SHORT EXERCISE
Scan the data below for the string "this". Copy every line where it appears.

>> START

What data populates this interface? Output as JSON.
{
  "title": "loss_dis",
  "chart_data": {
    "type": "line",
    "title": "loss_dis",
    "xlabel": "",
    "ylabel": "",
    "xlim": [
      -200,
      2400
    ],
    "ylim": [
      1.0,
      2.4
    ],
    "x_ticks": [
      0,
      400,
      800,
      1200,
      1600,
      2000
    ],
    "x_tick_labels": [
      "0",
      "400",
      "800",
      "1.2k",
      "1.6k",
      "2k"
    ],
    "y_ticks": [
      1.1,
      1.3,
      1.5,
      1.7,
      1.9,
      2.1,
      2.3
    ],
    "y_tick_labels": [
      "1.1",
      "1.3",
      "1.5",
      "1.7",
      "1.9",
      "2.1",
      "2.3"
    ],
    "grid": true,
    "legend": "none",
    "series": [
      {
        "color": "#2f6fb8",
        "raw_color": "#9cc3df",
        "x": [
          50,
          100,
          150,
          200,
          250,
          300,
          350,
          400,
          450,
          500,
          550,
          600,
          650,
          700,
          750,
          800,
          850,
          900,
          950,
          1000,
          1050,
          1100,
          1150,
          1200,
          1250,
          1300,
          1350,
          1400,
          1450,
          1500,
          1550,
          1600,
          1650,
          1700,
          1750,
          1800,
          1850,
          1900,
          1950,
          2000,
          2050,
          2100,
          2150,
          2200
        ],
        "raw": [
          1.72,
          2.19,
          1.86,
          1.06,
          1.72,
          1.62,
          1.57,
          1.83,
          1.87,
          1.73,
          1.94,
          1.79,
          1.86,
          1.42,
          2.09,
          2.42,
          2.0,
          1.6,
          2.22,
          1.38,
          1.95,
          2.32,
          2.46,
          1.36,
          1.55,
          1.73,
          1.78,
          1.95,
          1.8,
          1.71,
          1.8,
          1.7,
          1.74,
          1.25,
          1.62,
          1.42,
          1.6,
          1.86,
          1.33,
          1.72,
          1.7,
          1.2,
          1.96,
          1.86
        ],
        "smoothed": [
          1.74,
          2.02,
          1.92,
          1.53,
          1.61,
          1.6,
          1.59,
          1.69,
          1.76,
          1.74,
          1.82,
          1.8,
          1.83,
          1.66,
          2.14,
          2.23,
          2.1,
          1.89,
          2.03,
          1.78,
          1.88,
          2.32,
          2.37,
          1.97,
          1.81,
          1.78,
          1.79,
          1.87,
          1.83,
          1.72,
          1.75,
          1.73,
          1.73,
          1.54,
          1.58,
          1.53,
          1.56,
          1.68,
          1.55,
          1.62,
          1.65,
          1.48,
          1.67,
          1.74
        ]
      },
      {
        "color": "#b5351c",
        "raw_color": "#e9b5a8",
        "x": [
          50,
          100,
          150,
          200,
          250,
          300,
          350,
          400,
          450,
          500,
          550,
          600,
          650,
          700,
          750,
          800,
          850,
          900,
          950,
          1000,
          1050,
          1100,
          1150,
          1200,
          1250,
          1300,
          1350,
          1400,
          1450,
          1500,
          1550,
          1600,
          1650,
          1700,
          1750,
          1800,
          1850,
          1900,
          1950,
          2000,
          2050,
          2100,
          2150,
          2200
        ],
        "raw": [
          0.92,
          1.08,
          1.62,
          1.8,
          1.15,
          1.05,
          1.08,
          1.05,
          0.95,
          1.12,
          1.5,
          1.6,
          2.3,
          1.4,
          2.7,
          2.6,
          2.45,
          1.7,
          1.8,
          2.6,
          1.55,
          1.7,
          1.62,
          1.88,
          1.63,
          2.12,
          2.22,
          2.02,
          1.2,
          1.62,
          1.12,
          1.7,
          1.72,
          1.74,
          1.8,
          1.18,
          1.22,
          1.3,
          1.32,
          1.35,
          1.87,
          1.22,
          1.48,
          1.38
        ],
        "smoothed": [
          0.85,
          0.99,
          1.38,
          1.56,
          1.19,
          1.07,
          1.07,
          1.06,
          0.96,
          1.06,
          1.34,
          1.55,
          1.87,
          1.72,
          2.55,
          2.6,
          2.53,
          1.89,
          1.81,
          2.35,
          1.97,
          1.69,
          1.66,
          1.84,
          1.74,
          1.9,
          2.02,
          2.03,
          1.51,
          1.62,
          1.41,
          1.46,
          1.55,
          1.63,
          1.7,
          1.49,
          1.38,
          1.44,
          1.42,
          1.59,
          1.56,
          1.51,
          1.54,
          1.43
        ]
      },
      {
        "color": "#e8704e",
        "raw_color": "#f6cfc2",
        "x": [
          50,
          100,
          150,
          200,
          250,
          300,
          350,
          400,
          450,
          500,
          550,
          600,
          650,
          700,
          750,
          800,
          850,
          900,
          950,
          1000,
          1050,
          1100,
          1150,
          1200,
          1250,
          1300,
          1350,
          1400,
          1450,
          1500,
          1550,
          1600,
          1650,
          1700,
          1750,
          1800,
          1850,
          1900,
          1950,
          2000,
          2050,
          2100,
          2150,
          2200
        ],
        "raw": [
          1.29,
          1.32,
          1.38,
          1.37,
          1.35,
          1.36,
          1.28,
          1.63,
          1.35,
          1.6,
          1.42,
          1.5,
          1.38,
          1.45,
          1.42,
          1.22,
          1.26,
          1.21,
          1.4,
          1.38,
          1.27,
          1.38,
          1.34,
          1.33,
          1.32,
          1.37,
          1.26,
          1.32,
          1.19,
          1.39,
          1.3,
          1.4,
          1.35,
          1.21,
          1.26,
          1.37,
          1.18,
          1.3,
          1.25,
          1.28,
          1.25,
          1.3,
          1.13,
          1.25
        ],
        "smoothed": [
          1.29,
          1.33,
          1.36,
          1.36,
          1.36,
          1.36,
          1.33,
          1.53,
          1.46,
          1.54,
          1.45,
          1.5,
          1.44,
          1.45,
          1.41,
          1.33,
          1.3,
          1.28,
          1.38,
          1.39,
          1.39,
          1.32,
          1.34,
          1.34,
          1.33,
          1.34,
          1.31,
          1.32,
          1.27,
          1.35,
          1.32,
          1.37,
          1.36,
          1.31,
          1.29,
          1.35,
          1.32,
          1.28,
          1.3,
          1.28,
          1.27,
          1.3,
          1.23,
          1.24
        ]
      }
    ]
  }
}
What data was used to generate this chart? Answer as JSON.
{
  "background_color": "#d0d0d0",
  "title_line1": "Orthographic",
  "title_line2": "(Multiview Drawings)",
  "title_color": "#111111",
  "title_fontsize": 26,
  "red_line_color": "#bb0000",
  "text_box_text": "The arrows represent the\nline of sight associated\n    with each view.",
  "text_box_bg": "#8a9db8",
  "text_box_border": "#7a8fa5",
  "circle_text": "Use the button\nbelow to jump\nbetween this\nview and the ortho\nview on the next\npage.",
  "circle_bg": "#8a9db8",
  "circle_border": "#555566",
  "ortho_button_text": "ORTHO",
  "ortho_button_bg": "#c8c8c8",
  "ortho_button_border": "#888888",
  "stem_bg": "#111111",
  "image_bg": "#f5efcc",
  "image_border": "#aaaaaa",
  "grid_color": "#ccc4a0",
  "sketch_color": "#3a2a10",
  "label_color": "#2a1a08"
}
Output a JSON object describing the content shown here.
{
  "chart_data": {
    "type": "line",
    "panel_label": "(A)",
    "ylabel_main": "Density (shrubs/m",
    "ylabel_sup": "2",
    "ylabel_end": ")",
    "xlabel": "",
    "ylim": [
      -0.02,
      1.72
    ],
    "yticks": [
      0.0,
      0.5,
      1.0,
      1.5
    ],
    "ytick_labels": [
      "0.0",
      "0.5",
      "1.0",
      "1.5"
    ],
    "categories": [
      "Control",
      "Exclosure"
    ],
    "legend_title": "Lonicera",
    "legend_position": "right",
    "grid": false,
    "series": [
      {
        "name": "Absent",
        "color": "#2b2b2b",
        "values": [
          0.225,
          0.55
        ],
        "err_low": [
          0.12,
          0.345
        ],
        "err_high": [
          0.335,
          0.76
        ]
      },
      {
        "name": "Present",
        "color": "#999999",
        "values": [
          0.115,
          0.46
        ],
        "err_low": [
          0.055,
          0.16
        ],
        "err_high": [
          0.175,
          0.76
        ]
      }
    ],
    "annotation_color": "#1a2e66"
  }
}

>> END

TASK SOLUTION
What data populates this interface? Output as JSON.
What data was used to generate this chart? Answer as JSON.
  "circle_text": "Use the button\nbelow to jump\nbetween this\nview and the ortho\nview on the next\npage.",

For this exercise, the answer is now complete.